[Work to complete]: All lines featuring the string "object" are to be listed.
━━━━━ Records ━━━━━
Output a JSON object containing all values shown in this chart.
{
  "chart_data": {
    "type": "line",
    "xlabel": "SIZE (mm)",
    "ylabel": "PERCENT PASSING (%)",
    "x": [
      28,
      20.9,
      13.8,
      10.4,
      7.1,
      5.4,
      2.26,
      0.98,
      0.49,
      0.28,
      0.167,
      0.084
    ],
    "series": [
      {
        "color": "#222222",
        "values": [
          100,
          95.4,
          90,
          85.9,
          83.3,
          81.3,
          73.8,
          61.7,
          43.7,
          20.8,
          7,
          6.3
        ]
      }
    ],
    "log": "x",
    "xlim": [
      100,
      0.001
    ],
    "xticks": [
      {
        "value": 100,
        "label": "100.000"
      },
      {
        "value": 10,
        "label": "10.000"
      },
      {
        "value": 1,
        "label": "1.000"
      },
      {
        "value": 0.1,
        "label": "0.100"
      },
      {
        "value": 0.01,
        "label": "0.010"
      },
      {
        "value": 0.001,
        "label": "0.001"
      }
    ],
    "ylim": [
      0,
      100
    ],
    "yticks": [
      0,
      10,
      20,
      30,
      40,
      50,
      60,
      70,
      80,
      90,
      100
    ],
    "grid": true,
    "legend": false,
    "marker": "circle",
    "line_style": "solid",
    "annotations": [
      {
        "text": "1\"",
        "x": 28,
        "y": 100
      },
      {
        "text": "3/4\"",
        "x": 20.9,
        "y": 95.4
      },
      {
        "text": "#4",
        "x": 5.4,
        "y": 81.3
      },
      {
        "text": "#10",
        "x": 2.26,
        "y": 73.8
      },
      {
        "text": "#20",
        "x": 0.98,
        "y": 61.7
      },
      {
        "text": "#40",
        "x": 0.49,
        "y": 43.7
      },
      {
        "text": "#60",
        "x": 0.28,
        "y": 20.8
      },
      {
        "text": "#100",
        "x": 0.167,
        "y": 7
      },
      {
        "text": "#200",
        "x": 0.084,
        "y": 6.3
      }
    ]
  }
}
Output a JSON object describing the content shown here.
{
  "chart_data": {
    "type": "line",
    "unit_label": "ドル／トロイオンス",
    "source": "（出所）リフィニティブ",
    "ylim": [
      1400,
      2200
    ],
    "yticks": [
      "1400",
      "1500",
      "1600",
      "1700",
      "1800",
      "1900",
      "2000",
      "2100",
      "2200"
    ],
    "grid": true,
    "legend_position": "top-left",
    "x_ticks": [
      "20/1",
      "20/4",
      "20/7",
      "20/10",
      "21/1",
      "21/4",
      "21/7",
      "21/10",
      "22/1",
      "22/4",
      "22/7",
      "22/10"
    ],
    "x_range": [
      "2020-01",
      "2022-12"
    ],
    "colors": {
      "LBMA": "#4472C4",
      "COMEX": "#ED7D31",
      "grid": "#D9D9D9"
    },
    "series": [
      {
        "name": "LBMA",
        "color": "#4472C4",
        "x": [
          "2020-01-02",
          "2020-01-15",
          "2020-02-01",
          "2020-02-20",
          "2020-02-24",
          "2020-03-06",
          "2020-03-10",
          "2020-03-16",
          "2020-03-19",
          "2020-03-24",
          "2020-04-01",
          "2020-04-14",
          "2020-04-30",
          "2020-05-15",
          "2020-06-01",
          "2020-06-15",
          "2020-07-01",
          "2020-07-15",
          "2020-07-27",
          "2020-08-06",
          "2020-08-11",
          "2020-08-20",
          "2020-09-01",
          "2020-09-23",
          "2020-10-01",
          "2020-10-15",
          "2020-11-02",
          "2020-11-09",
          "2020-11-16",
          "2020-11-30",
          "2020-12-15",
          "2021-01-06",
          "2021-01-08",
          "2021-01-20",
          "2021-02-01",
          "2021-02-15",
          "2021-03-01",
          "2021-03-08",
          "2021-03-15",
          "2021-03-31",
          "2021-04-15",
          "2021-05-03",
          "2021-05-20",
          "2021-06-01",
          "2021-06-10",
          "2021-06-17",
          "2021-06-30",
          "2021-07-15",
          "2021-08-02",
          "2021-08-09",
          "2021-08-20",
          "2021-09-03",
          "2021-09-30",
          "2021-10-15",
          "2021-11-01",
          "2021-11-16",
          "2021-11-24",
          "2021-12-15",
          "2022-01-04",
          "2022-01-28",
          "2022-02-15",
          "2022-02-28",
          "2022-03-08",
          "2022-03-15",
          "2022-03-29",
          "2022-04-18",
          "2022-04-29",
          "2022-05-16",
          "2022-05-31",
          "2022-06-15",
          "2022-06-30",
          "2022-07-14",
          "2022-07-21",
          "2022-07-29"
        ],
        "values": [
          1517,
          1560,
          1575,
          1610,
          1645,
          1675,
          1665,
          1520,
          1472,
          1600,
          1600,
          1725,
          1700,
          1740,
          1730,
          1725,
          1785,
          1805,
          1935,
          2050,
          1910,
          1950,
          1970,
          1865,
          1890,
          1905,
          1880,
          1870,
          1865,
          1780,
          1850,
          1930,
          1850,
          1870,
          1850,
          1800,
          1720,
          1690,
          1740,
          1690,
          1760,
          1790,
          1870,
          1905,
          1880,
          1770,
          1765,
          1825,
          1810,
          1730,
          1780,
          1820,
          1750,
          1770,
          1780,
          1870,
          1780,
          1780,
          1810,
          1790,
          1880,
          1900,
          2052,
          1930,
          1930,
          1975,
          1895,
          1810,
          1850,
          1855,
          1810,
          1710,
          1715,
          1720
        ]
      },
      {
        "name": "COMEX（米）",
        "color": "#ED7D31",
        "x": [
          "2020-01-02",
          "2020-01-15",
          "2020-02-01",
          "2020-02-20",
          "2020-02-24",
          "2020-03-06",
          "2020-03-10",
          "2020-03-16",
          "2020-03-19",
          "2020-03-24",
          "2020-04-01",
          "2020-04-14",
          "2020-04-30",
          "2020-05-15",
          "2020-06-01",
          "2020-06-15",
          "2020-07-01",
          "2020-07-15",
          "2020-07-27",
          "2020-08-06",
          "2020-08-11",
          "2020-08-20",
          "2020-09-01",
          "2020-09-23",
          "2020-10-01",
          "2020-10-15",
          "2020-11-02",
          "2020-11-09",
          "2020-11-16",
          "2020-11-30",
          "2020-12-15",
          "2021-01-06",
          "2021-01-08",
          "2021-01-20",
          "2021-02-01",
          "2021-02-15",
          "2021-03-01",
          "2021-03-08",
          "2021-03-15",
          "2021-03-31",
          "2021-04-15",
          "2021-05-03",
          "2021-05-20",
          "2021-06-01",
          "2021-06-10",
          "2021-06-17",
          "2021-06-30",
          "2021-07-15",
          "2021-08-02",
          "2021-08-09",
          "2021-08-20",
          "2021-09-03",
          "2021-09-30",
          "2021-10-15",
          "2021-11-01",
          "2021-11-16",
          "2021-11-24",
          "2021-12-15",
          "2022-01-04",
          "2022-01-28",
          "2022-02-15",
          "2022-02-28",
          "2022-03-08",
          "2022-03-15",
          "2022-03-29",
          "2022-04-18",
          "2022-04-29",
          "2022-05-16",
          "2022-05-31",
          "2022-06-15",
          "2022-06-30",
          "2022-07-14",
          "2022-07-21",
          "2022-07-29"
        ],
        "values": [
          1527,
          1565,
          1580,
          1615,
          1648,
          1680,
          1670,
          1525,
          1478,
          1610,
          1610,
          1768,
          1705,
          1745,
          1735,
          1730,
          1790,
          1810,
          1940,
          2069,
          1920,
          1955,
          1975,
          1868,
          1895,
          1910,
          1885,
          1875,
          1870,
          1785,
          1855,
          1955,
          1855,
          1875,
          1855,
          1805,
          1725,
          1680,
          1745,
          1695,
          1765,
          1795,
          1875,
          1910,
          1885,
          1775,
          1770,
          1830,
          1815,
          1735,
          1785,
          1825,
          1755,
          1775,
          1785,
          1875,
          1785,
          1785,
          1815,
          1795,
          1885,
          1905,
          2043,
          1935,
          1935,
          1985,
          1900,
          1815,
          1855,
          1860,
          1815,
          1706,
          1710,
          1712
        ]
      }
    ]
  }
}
━━━━━
[Solution to this task]:
Output a JSON object containing all values shown in this chart.
Output a JSON object describing the content shown here.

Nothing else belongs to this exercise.